> **Problem to work on**
Every line that holds the string "this" is to be identified and copied.

(Collected data)

○ ○ ○ ○ ○ ○ ○

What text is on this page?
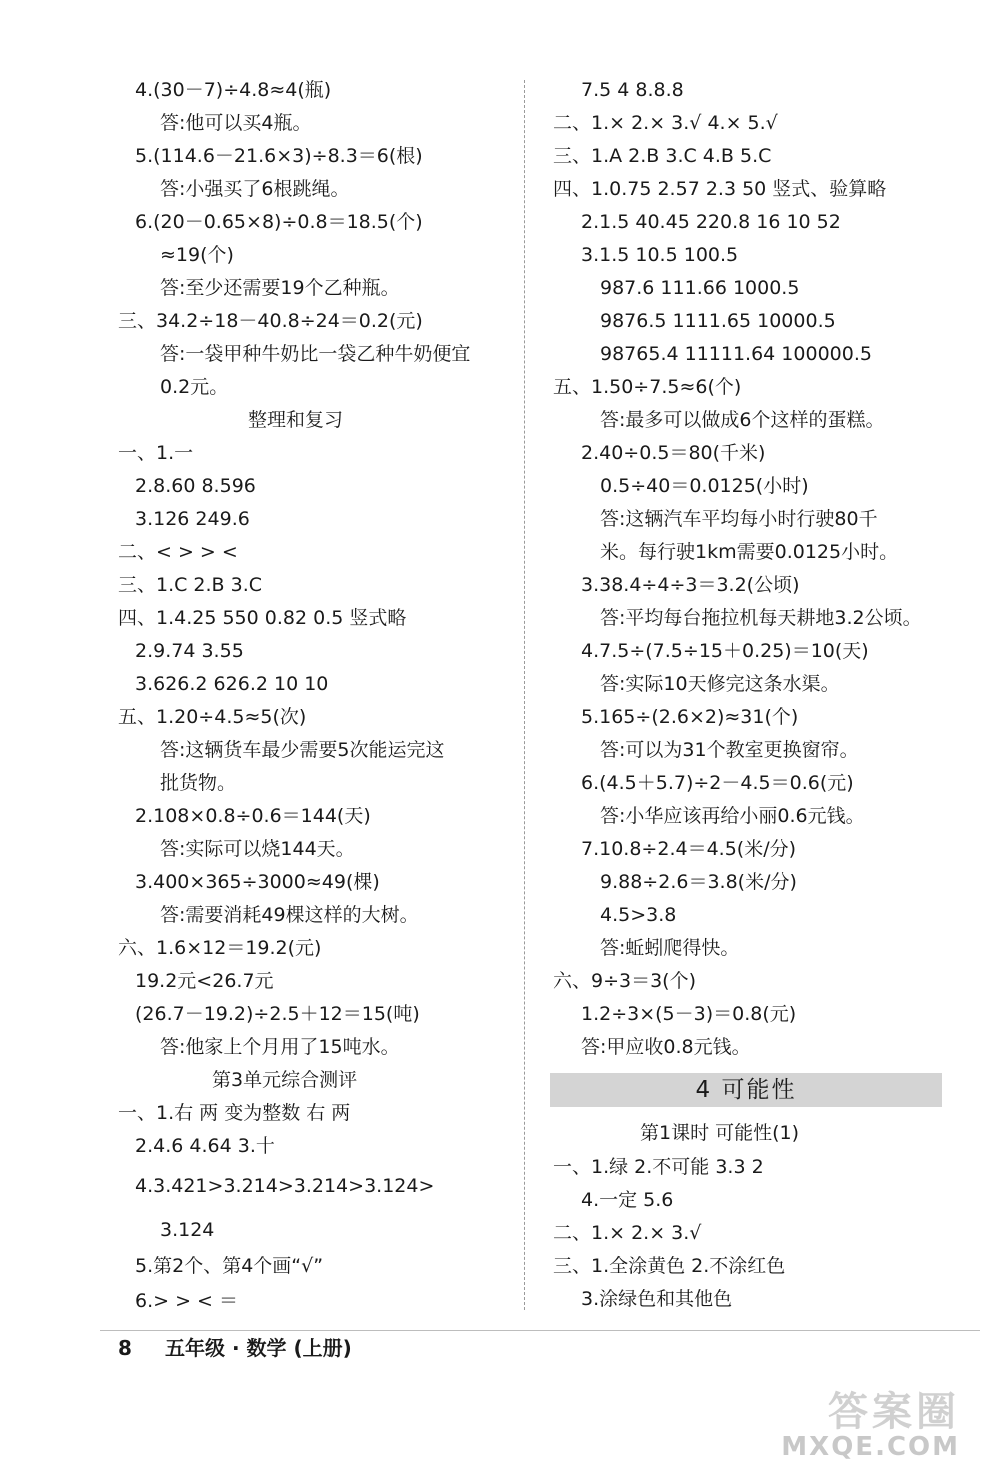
4.(30－7)÷4.8≈4(瓶)
答:他可以买4瓶。
5.(114.6－21.6×3)÷8.3＝6(根)
答:小强买了6根跳绳。
6.(20－0.65×8)÷0.8＝18.5(个)
≈19(个)
答:至少还需要19个乙种瓶。
三、34.2÷18－40.8÷24＝0.2(元)
答:一袋甲种牛奶比一袋乙种牛奶便宜
0.2元。
整理和复习
一、1.一
2.8.60 8.596
3.126 249.6
二、< > > <
三、1.C 2.B 3.C
四、1.4.25 550 0.82 0.5 竖式略
2.9.74 3.55
3.626.2 626.2 10 10
五、1.20÷4.5≈5(次)
答:这辆货车最少需要5次能运完这
批货物。
2.108×0.8÷0.6＝144(天)
答:实际可以烧144天。
3.400×365÷3000≈49(棵)
答:需要消耗49棵这样的大树。
六、1.6×12＝19.2(元)
19.2元<26.7元
(26.7－19.2)÷2.5＋12＝15(吨)
答:他家上个月用了15吨水。
第3单元综合测评
一、1.右 两 变为整数 右 两
2.4.6 4.64 3.十
4.3.421>3.214>3.214>3.124>
3.124
5.第2个、第4个画“√”
6.> > < ＝
7.5 4 8.8.8
二、1.× 2.× 3.√ 4.× 5.√
三、1.A 2.B 3.C 4.B 5.C
四、1.0.75 2.57 2.3 50 竖式、验算略
2.1.5 40.45 220.8 16 10 52
3.1.5 10.5 100.5
987.6 111.66 1000.5
9876.5 1111.65 10000.5
98765.4 11111.64 100000.5
五、1.50÷7.5≈6(个)
答:最多可以做成6个这样的蛋糕。
2.40÷0.5＝80(千米)
0.5÷40＝0.0125(小时)
答:这辆汽车平均每小时行驶80千
米。每行驶1km需要0.0125小时。
3.38.4÷4÷3＝3.2(公顷)
答:平均每台拖拉机每天耕地3.2公顷。
4.7.5÷(7.5÷15＋0.25)＝10(天)
答:实际10天修完这条水渠。
5.165÷(2.6×2)≈31(个)
答:可以为31个教室更换窗帘。
6.(4.5＋5.7)÷2－4.5＝0.6(元)
答:小华应该再给小丽0.6元钱。
7.10.8÷2.4＝4.5(米/分)
9.88÷2.6＝3.8(米/分)
4.5>3.8
答:蚯蚓爬得快。
六、9÷3＝3(个)
1.2÷3×(5－3)＝0.8(元)
答:甲应收0.8元钱。
4 可能性
第1课时 可能性(1)
一、1.绿 2.不可能 3.3 2
4.一定 5.6
二、1.× 2.× 3.√
三、1.全涂黄色 2.不涂红色
3.涂绿色和其他色
8 五年级 · 数学 (上册)
答案圈
MXQE.COM
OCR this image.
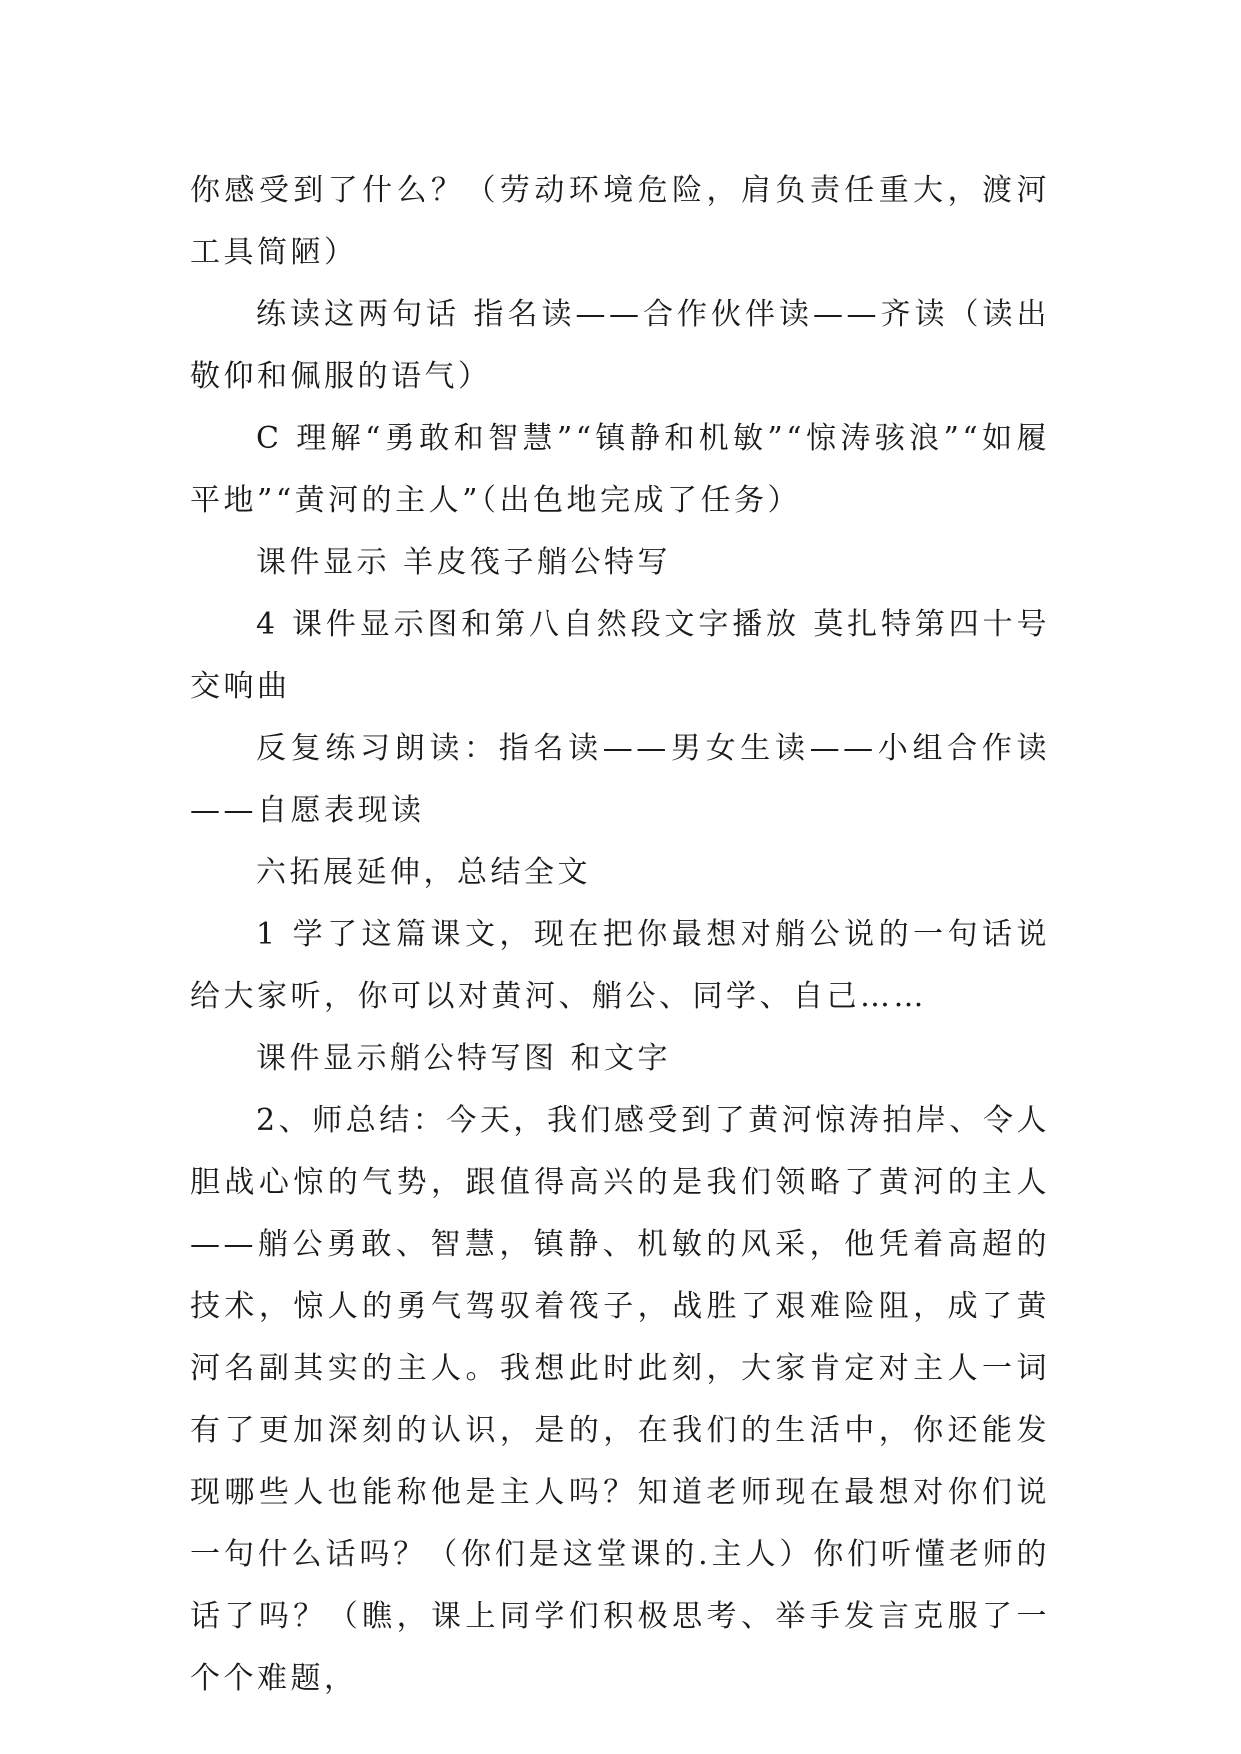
你感受到了什么？（劳动环境危险，肩负责任重大，渡河工具简陋）

练读这两句话 指名读——合作伙伴读——齐读（读出敬仰和佩服的语气）

C 理解“勇敢和智慧”“镇静和机敏”“惊涛骇浪”“如履平地”“黄河的主人”（出色地完成了任务）

课件显示 羊皮筏子艄公特写

4 课件显示图和第八自然段文字播放 莫扎特第四十号交响曲

反复练习朗读：指名读——男女生读——小组合作读——自愿表现读

六拓展延伸，总结全文

1 学了这篇课文，现在把你最想对艄公说的一句话说给大家听，你可以对黄河、艄公、同学、自己……

课件显示艄公特写图 和文字

2、师总结：今天，我们感受到了黄河惊涛拍岸、令人胆战心惊的气势，跟值得高兴的是我们领略了黄河的主人——艄公勇敢、智慧，镇静、机敏的风采，他凭着高超的技术，惊人的勇气驾驭着筏子，战胜了艰难险阻，成了黄河名副其实的主人。我想此时此刻，大家肯定对主人一词有了更加深刻的认识，是的，在我们的生活中，你还能发现哪些人也能称他是主人吗？知道老师现在最想对你们说一句什么话吗？（你们是这堂课的.主人）你们听懂老师的话了吗？（瞧，课上同学们积极思考、举手发言克服了一个个难题，
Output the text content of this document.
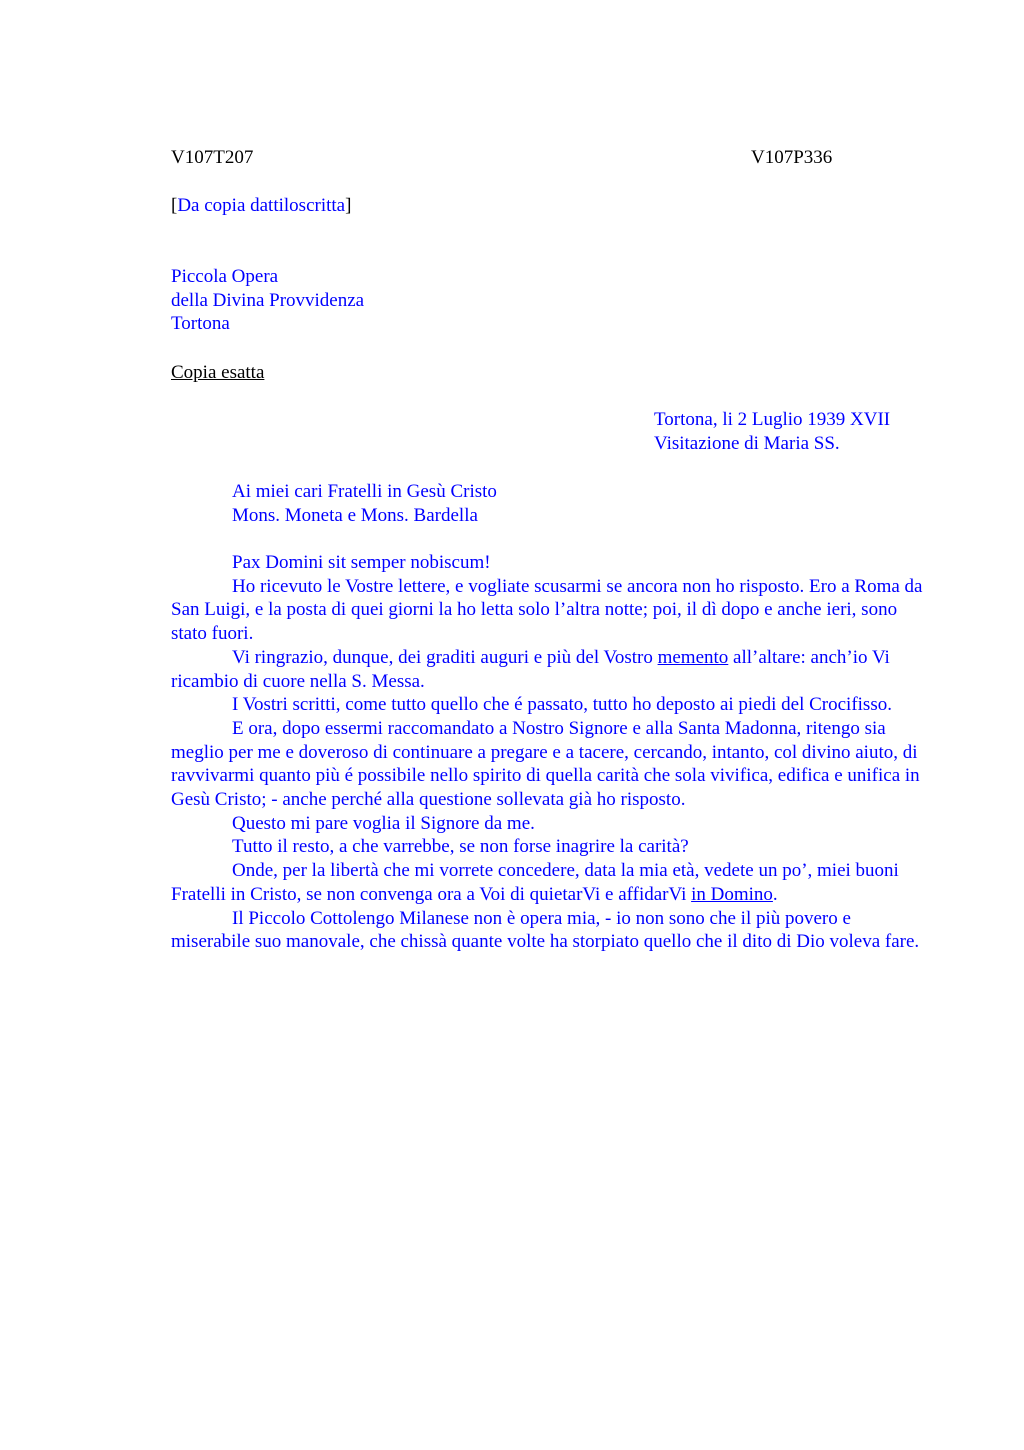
V107T207	V107P336
[Da copia dattiloscritta]
Piccola Opera
della Divina Provvidenza
Tortona
Copia esatta
Tortona, li 2 Luglio 1939 XVII
Visitazione di Maria SS.
Ai miei cari Fratelli in Gesù Cristo
Mons. Moneta e Mons. Bardella

Pax Domini sit semper nobiscum!

Ho ricevuto le Vostre lettere, e vogliate scusarmi se ancora non ho risposto. Ero a Roma da San Luigi, e la posta di quei giorni la ho letta solo l’altra notte; poi, il dì dopo e anche ieri, sono stato fuori.

Vi ringrazio, dunque, dei graditi auguri e più del Vostro memento all’altare: anch’io Vi ricambio di cuore nella S. Messa.

I Vostri scritti, come tutto quello che é passato, tutto ho deposto ai piedi del Crocifisso.

E ora, dopo essermi raccomandato a Nostro Signore e alla Santa Madonna, ritengo sia meglio per me e doveroso di continuare a pregare e a tacere, cercando, intanto, col divino aiuto, di ravvivarmi quanto più é possibile nello spirito di quella carità che sola vivifica, edifica e unifica in Gesù Cristo; - anche perché alla questione sollevata già ho risposto.

Questo mi pare voglia il Signore da me.

Tutto il resto, a che varrebbe, se non forse inagrire la carità?

Onde, per la libertà che mi vorrete concedere, data la mia età, vedete un po’, miei buoni Fratelli in Cristo, se non convenga ora a Voi di quietarVi e affidarVi in Domino.

Il Piccolo Cottolengo Milanese non è opera mia, - io non sono che il più povero e miserabile suo manovale, che chissà quante volte ha storpiato quello che il dito di Dio voleva fare.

○ ○ ○ ○ ○ ○ ○

> **Expected answer**
What text is on this page?
OCR this image.
Output the text content of this document.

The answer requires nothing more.